* Dataset items

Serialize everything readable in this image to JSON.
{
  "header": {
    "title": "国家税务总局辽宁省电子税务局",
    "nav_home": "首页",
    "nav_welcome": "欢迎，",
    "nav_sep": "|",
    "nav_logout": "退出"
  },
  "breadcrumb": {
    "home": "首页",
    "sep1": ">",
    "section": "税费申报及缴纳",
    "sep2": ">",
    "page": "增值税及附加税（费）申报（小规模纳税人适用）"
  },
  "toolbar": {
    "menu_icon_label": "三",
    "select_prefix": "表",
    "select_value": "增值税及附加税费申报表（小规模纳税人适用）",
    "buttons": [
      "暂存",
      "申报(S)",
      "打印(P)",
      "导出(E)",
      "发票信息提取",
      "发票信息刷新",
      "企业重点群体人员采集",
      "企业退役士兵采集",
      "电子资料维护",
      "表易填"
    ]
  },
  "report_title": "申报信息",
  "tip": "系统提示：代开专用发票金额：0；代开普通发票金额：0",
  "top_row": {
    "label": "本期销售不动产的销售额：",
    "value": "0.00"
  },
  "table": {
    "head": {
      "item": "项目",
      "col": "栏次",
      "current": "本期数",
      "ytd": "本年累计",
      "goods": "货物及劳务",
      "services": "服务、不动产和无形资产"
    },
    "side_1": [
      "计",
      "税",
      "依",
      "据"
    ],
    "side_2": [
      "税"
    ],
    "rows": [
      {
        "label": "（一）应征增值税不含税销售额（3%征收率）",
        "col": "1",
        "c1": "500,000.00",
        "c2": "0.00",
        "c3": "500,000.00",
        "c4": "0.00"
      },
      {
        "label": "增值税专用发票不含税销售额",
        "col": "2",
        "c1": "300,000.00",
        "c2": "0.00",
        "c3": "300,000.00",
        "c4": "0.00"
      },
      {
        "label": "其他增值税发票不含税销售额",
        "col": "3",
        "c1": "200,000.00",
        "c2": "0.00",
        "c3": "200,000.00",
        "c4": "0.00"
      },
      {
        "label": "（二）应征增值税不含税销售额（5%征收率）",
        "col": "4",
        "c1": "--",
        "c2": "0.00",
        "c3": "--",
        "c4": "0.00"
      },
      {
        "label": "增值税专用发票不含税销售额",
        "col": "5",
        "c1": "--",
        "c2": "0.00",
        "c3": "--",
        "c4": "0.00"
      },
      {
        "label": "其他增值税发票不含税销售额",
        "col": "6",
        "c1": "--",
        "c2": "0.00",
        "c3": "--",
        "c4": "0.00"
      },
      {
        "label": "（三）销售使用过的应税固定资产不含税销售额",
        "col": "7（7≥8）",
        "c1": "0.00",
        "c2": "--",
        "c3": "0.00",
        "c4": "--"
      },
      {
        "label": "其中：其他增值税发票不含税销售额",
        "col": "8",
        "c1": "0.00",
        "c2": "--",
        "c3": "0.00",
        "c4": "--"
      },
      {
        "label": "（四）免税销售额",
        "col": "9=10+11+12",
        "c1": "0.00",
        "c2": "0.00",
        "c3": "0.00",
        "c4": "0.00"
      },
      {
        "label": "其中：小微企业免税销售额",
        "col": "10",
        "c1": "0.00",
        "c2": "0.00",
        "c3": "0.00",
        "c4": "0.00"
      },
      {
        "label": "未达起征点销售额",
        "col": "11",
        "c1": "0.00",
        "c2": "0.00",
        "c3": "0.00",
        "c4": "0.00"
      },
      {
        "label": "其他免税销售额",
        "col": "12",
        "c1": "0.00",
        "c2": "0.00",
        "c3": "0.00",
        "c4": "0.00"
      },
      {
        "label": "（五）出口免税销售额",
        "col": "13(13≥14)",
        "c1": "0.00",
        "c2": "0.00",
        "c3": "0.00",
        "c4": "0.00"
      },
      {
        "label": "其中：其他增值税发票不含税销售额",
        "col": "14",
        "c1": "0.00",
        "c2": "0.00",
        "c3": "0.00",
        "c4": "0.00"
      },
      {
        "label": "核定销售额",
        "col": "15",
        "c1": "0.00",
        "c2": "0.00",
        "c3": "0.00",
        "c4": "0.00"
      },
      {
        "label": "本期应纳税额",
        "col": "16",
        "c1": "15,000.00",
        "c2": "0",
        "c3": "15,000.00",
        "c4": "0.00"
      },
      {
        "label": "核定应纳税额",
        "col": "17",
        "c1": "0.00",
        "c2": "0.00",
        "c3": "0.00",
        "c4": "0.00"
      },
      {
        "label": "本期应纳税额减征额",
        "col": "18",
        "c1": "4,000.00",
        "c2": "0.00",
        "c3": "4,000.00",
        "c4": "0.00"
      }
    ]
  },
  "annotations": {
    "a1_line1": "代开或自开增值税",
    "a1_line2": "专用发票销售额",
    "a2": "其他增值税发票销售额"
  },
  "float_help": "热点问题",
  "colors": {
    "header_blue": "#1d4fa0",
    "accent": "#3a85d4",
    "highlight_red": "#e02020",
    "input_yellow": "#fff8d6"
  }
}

* What you are asked to do
Print all of the entries exactly as they are written.

* Finished exercise
Serialize everything readable in this image to JSON.
{
  "header": {
    "title": "国家税务总局辽宁省电子税务局",
    "nav_home": "首页",
    "nav_welcome": "欢迎，",
    "nav_sep": "|",
    "nav_logout": "退出"
  },
  "breadcrumb": {
    "home": "首页",
    "sep1": ">",
    "section": "税费申报及缴纳",
    "sep2": ">",
    "page": "增值税及附加税（费）申报（小规模纳税人适用）"
  },
  "toolbar": {
    "menu_icon_label": "三",
    "select_prefix": "表",
    "select_value": "增值税及附加税费申报表（小规模纳税人适用）",
    "buttons": [
      "暂存",
      "申报(S)",
      "打印(P)",
      "导出(E)",
      "发票信息提取",
      "发票信息刷新",
      "企业重点群体人员采集",
      "企业退役士兵采集",
      "电子资料维护",
      "表易填"
    ]
  },
  "report_title": "申报信息",
  "tip": "系统提示：代开专用发票金额：0；代开普通发票金额：0",
  "top_row": {
    "label": "本期销售不动产的销售额：",
    "value": "0.00"
  },
  "table": {
    "head": {
      "item": "项目",
      "col": "栏次",
      "current": "本期数",
      "ytd": "本年累计",
      "goods": "货物及劳务",
      "services": "服务、不动产和无形资产"
    },
    "side_1": [
      "计",
      "税",
      "依",
      "据"
    ],
    "side_2": [
      "税"
    ],
    "rows": [
      {
        "label": "（一）应征增值税不含税销售额（3%征收率）",
        "col": "1",
        "c1": "500,000.00",
        "c2": "0.00",
        "c3": "500,000.00",
        "c4": "0.00"
      },
      {
        "label": "增值税专用发票不含税销售额",
        "col": "2",
        "c1": "300,000.00",
        "c2": "0.00",
        "c3": "300,000.00",
        "c4": "0.00"
      },
      {
        "label": "其他增值税发票不含税销售额",
        "col": "3",
        "c1": "200,000.00",
        "c2": "0.00",
        "c3": "200,000.00",
        "c4": "0.00"
      },
      {
        "label": "（二）应征增值税不含税销售额（5%征收率）",
        "col": "4",
        "c1": "--",
        "c2": "0.00",
        "c3": "--",
        "c4": "0.00"
      },
      {
        "label": "增值税专用发票不含税销售额",
        "col": "5",
        "c1": "--",
        "c2": "0.00",
        "c3": "--",
        "c4": "0.00"
      },
      {
        "label": "其他增值税发票不含税销售额",
        "col": "6",
        "c1": "--",
        "c2": "0.00",
        "c3": "--",
        "c4": "0.00"
      },
      {
        "label": "（三）销售使用过的应税固定资产不含税销售额",
        "col": "7（7≥8）",
        "c1": "0.00",
        "c2": "--",
        "c3": "0.00",
        "c4": "--"
      },
      {
        "label": "其中：其他增值税发票不含税销售额",
        "col": "8",
        "c1": "0.00",
        "c2": "--",
        "c3": "0.00",
        "c4": "--"
      },
      {
        "label": "（四）免税销售额",
        "col": "9=10+11+12",
        "c1": "0.00",
        "c2": "0.00",
        "c3": "0.00",
        "c4": "0.00"
      },
      {
        "label": "其中：小微企业免税销售额",
        "col": "10",
        "c1": "0.00",
        "c2": "0.00",
        "c3": "0.00",
        "c4": "0.00"
      },
      {
        "label": "未达起征点销售额",
        "col": "11",
        "c1": "0.00",
        "c2": "0.00",
        "c3": "0.00",
        "c4": "0.00"
      },
      {
        "label": "其他免税销售额",
        "col": "12",
        "c1": "0.00",
        "c2": "0.00",
        "c3": "0.00",
        "c4": "0.00"
      },
      {
        "label": "（五）出口免税销售额",
        "col": "13(13≥14)",
        "c1": "0.00",
        "c2": "0.00",
        "c3": "0.00",
        "c4": "0.00"
      },
      {
        "label": "其中：其他增值税发票不含税销售额",
        "col": "14",
        "c1": "0.00",
        "c2": "0.00",
        "c3": "0.00",
        "c4": "0.00"
      },
      {
        "label": "核定销售额",
        "col": "15",
        "c1": "0.00",
        "c2": "0.00",
        "c3": "0.00",
        "c4": "0.00"
      },
      {
        "label": "本期应纳税额",
        "col": "16",
        "c1": "15,000.00",
        "c2": "0",
        "c3": "15,000.00",
        "c4": "0.00"
      },
      {
        "label": "核定应纳税额",
        "col": "17",
        "c1": "0.00",
        "c2": "0.00",
        "c3": "0.00",
        "c4": "0.00"
      },
      {
        "label": "本期应纳税额减征额",
        "col": "18",
        "c1": "4,000.00",
        "c2": "0.00",
        "c3": "4,000.00",
        "c4": "0.00"
      }
    ]
  },
  "annotations": {
    "a1_line1": "代开或自开增值税",
    "a1_line2": "专用发票销售额",
    "a2": "其他增值税发票销售额"
  },
  "float_help": "热点问题",
  "colors": {
    "header_blue": "#1d4fa0",
    "accent": "#3a85d4",
    "highlight_red": "#e02020",
    "input_yellow": "#fff8d6"
  }
}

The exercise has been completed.